======== Raw records ========

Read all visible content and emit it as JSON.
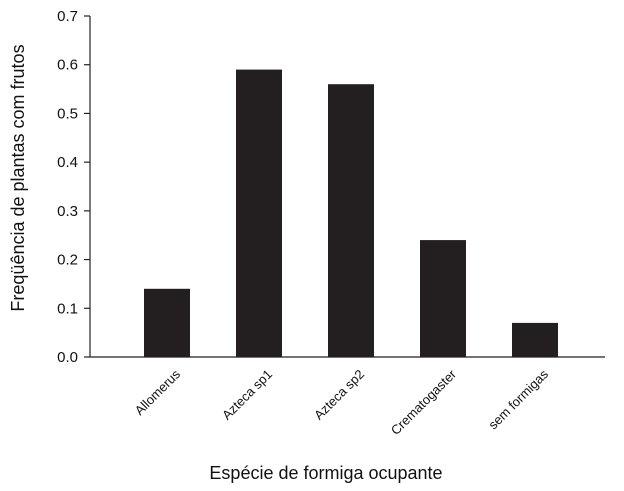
{
  "chart_data": {
    "type": "bar",
    "title": "",
    "xlabel": "Espécie de formiga ocupante",
    "ylabel": "Freqüência de plantas com frutos",
    "categories": [
      "Allomerus",
      "Azteca sp1",
      "Azteca sp2",
      "Crematogaster",
      "sem formigas"
    ],
    "values": [
      0.14,
      0.59,
      0.56,
      0.24,
      0.07
    ],
    "ylim": [
      0,
      0.7
    ],
    "yticks": [
      "0.0",
      "0.1",
      "0.2",
      "0.3",
      "0.4",
      "0.5",
      "0.6",
      "0.7"
    ],
    "grid": false,
    "legend": "none",
    "bar_color": "#231f20"
  }
}
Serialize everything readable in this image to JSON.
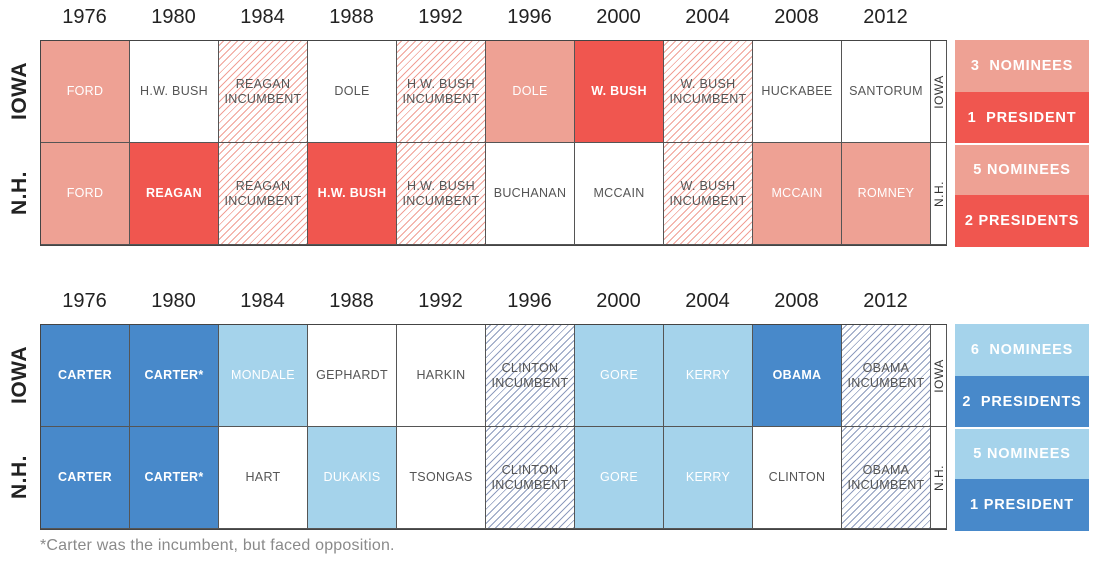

========

#### Task brief
Retype the data above exactly; pictures are not part of the copy.

#### Solution to this task
Read all visible content and emit it as JSON.
{
  "chart_data": {
    "type": "bar",
    "title": "",
    "xlabel": "Espécie de formiga ocupante",
    "ylabel": "Freqüência de plantas com frutos",
    "categories": [
      "Allomerus",
      "Azteca sp1",
      "Azteca sp2",
      "Crematogaster",
      "sem formigas"
    ],
    "values": [
      0.14,
      0.59,
      0.56,
      0.24,
      0.07
    ],
    "ylim": [
      0,
      0.7
    ],
    "yticks": [
      "0.0",
      "0.1",
      "0.2",
      "0.3",
      "0.4",
      "0.5",
      "0.6",
      "0.7"
    ],
    "grid": false,
    "legend": "none",
    "bar_color": "#231f20"
  }
}
Serialize everything readable in this image to JSON.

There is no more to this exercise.